**What to produce:** Look through the data below and count each line where the word "color" appears. Reply with the count alone.

-- Supplied records start --

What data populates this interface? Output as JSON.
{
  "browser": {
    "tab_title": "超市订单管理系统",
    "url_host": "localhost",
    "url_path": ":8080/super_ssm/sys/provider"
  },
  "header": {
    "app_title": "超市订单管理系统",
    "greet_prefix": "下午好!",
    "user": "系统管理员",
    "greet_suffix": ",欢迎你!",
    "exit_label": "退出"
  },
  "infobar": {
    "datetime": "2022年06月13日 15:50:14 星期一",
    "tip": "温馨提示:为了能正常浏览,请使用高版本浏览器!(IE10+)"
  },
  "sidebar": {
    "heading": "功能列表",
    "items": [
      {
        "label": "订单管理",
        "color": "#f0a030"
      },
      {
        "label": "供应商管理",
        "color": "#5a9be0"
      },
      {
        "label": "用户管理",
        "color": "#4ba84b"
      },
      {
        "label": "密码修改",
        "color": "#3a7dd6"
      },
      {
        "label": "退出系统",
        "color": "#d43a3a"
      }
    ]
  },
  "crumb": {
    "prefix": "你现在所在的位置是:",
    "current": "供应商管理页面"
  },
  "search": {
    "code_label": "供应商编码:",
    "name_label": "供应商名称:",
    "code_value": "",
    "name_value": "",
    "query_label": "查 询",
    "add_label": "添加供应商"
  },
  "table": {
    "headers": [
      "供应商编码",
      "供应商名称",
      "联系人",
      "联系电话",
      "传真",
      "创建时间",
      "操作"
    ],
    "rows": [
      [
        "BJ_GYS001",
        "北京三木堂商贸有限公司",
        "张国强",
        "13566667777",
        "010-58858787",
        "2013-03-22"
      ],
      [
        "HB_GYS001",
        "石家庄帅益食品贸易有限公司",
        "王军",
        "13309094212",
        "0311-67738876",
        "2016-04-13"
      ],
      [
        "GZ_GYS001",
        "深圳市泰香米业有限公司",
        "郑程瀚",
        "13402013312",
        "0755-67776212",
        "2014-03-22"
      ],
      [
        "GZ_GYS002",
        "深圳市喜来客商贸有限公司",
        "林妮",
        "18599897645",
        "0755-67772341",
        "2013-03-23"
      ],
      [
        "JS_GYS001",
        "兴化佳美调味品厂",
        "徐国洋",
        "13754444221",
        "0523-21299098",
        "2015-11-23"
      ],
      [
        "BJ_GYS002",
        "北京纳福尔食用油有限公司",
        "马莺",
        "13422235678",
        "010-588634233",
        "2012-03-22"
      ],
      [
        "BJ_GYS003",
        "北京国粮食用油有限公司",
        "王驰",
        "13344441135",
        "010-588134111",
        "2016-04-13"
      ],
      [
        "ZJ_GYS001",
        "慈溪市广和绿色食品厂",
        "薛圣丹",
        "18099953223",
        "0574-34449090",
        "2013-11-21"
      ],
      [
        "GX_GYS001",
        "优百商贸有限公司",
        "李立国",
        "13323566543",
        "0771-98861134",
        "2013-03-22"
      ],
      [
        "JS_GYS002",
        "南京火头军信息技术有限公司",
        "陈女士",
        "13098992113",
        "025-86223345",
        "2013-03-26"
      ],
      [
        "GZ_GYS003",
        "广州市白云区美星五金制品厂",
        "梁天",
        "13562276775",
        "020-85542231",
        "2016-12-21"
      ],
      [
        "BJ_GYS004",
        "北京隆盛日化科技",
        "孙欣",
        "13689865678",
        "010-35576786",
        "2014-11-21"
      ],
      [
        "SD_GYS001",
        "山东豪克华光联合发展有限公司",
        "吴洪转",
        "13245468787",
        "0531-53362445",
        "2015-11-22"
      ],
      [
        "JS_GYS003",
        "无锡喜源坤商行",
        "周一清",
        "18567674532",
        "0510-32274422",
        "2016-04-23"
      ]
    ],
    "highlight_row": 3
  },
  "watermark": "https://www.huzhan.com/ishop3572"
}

-- Supplied records end --

**Exercise output:** 5